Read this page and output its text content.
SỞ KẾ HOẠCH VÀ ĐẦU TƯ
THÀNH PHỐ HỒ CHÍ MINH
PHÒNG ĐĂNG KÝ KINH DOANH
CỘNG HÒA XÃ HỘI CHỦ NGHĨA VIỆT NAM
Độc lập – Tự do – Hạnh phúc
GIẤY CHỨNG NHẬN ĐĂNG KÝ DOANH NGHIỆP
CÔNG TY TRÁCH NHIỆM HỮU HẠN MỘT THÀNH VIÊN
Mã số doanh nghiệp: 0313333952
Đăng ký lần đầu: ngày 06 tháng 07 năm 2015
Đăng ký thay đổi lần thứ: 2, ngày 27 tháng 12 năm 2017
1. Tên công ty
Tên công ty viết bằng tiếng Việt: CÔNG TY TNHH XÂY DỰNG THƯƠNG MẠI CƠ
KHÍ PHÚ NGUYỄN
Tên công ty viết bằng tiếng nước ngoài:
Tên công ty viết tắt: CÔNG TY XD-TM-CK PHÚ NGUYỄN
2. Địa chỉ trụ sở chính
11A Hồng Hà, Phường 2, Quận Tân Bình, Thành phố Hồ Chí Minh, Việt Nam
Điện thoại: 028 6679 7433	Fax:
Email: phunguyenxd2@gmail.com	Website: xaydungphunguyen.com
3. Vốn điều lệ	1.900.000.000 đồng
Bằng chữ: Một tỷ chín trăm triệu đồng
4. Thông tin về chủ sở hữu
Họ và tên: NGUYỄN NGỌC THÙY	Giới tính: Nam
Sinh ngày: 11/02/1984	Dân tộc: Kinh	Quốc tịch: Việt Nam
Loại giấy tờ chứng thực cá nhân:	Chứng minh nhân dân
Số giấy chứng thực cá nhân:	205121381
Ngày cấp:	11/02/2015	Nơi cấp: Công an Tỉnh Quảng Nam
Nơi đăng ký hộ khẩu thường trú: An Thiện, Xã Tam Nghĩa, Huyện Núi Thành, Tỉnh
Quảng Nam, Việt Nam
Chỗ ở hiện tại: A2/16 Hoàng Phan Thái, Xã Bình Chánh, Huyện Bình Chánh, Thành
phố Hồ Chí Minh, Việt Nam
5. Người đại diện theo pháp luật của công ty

========

INSTRUCTIONS FOR THE TASK - Pick out all lines containing the string "thực".

WRITTEN SOLUTION -
Loại giấy tờ chứng thực cá nhân:	Chứng minh nhân dân
Số giấy chứng thực cá nhân:	205121381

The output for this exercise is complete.